WORK REQUIRED
Output the entries verbatim, including every line.

ENTRIES SUPPLIED
══════════════════════════════
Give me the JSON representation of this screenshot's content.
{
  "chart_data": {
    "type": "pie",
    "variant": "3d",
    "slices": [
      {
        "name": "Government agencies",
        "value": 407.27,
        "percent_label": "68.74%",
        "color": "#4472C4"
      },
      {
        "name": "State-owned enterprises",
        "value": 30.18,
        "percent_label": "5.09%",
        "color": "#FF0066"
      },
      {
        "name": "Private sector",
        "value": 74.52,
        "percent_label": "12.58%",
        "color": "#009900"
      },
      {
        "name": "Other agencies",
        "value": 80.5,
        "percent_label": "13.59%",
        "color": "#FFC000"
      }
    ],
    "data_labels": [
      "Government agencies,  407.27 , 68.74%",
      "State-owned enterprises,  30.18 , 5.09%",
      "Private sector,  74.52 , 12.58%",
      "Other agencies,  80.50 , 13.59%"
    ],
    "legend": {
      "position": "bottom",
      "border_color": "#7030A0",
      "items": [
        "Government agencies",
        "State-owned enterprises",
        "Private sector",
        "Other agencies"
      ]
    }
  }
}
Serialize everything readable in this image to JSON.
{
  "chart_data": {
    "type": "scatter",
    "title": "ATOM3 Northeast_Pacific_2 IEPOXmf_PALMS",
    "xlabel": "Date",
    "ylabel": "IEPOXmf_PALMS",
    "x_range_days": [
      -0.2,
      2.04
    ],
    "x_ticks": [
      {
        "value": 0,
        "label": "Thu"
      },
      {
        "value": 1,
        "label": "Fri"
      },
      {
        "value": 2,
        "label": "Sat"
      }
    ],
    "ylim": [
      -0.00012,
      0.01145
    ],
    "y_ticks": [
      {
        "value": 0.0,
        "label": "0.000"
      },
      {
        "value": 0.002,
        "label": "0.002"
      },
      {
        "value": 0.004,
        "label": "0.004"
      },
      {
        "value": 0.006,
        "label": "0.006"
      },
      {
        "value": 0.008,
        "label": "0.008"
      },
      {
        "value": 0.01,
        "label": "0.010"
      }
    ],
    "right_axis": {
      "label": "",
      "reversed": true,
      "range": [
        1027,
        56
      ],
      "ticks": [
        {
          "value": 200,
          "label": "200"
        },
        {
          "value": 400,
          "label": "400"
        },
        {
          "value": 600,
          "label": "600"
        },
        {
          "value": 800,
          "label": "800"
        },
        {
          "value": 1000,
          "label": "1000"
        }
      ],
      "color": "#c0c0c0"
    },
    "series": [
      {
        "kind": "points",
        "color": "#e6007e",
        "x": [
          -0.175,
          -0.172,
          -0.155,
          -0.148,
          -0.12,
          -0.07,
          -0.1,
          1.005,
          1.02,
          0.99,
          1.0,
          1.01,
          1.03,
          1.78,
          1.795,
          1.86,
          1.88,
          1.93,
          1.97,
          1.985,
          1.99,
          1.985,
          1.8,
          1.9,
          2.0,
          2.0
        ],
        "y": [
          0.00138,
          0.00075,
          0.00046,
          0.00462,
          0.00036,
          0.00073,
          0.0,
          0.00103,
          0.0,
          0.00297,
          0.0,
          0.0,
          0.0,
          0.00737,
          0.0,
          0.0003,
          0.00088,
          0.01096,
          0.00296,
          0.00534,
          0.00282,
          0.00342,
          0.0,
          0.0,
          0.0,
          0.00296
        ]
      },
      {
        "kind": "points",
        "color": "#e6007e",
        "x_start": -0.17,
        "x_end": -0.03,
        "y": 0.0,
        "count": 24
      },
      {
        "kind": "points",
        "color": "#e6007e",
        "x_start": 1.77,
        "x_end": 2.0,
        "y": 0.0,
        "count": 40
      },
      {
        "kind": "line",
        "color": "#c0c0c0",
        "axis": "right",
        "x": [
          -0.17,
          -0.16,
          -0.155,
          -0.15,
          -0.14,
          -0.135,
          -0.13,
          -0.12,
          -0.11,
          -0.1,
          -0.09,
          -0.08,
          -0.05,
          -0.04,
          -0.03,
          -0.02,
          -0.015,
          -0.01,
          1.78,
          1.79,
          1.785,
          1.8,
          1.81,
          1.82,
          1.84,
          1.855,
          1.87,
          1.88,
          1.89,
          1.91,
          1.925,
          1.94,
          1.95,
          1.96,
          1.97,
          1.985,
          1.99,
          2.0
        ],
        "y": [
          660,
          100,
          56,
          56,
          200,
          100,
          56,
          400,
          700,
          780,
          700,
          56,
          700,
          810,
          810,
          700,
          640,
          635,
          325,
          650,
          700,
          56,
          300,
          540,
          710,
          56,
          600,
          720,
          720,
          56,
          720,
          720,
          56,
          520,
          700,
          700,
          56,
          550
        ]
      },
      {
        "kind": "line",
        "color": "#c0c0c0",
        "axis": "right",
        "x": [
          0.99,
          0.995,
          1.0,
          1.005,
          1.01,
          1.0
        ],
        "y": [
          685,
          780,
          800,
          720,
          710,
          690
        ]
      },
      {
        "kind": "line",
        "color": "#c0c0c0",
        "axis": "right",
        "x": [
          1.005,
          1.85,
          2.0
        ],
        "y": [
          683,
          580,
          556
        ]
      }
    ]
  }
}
══════════════════════════════
RESULT FOR THIS TASK
Give me the JSON representation of this screenshot's content.
{
  "chart_data": {
    "type": "pie",
    "variant": "3d",
    "slices": [
      {
        "name": "Government agencies",
        "value": 407.27,
        "percent_label": "68.74%",
        "color": "#4472C4"
      },
      {
        "name": "State-owned enterprises",
        "value": 30.18,
        "percent_label": "5.09%",
        "color": "#FF0066"
      },
      {
        "name": "Private sector",
        "value": 74.52,
        "percent_label": "12.58%",
        "color": "#009900"
      },
      {
        "name": "Other agencies",
        "value": 80.5,
        "percent_label": "13.59%",
        "color": "#FFC000"
      }
    ],
    "data_labels": [
      "Government agencies,  407.27 , 68.74%",
      "State-owned enterprises,  30.18 , 5.09%",
      "Private sector,  74.52 , 12.58%",
      "Other agencies,  80.50 , 13.59%"
    ],
    "legend": {
      "position": "bottom",
      "border_color": "#7030A0",
      "items": [
        "Government agencies",
        "State-owned enterprises",
        "Private sector",
        "Other agencies"
      ]
    }
  }
}
Serialize everything readable in this image to JSON.
{
  "chart_data": {
    "type": "scatter",
    "title": "ATOM3 Northeast_Pacific_2 IEPOXmf_PALMS",
    "xlabel": "Date",
    "ylabel": "IEPOXmf_PALMS",
    "x_range_days": [
      -0.2,
      2.04
    ],
    "x_ticks": [
      {
        "value": 0,
        "label": "Thu"
      },
      {
        "value": 1,
        "label": "Fri"
      },
      {
        "value": 2,
        "label": "Sat"
      }
    ],
    "ylim": [
      -0.00012,
      0.01145
    ],
    "y_ticks": [
      {
        "value": 0.0,
        "label": "0.000"
      },
      {
        "value": 0.002,
        "label": "0.002"
      },
      {
        "value": 0.004,
        "label": "0.004"
      },
      {
        "value": 0.006,
        "label": "0.006"
      },
      {
        "value": 0.008,
        "label": "0.008"
      },
      {
        "value": 0.01,
        "label": "0.010"
      }
    ],
    "right_axis": {
      "label": "",
      "reversed": true,
      "range": [
        1027,
        56
      ],
      "ticks": [
        {
          "value": 200,
          "label": "200"
        },
        {
          "value": 400,
          "label": "400"
        },
        {
          "value": 600,
          "label": "600"
        },
        {
          "value": 800,
          "label": "800"
        },
        {
          "value": 1000,
          "label": "1000"
        }
      ],
      "color": "#c0c0c0"
    },
    "series": [
      {
        "kind": "points",
        "color": "#e6007e",
        "x": [
          -0.175,
          -0.172,
          -0.155,
          -0.148,
          -0.12,
          -0.07,
          -0.1,
          1.005,
          1.02,
          0.99,
          1.0,
          1.01,
          1.03,
          1.78,
          1.795,
          1.86,
          1.88,
          1.93,
          1.97,
          1.985,
          1.99,
          1.985,
          1.8,
          1.9,
          2.0,
          2.0
        ],
        "y": [
          0.00138,
          0.00075,
          0.00046,
          0.00462,
          0.00036,
          0.00073,
          0.0,
          0.00103,
          0.0,
          0.00297,
          0.0,
          0.0,
          0.0,
          0.00737,
          0.0,
          0.0003,
          0.00088,
          0.01096,
          0.00296,
          0.00534,
          0.00282,
          0.00342,
          0.0,
          0.0,
          0.0,
          0.00296
        ]
      },
      {
        "kind": "points",
        "color": "#e6007e",
        "x_start": -0.17,
        "x_end": -0.03,
        "y": 0.0,
        "count": 24
      },
      {
        "kind": "points",
        "color": "#e6007e",
        "x_start": 1.77,
        "x_end": 2.0,
        "y": 0.0,
        "count": 40
      },
      {
        "kind": "line",
        "color": "#c0c0c0",
        "axis": "right",
        "x": [
          -0.17,
          -0.16,
          -0.155,
          -0.15,
          -0.14,
          -0.135,
          -0.13,
          -0.12,
          -0.11,
          -0.1,
          -0.09,
          -0.08,
          -0.05,
          -0.04,
          -0.03,
          -0.02,
          -0.015,
          -0.01,
          1.78,
          1.79,
          1.785,
          1.8,
          1.81,
          1.82,
          1.84,
          1.855,
          1.87,
          1.88,
          1.89,
          1.91,
          1.925,
          1.94,
          1.95,
          1.96,
          1.97,
          1.985,
          1.99,
          2.0
        ],
        "y": [
          660,
          100,
          56,
          56,
          200,
          100,
          56,
          400,
          700,
          780,
          700,
          56,
          700,
          810,
          810,
          700,
          640,
          635,
          325,
          650,
          700,
          56,
          300,
          540,
          710,
          56,
          600,
          720,
          720,
          56,
          720,
          720,
          56,
          520,
          700,
          700,
          56,
          550
        ]
      },
      {
        "kind": "line",
        "color": "#c0c0c0",
        "axis": "right",
        "x": [
          0.99,
          0.995,
          1.0,
          1.005,
          1.01,
          1.0
        ],
        "y": [
          685,
          780,
          800,
          720,
          710,
          690
        ]
      },
      {
        "kind": "line",
        "color": "#c0c0c0",
        "axis": "right",
        "x": [
          1.005,
          1.85,
          2.0
        ],
        "y": [
          683,
          580,
          556
        ]
      }
    ]
  }
}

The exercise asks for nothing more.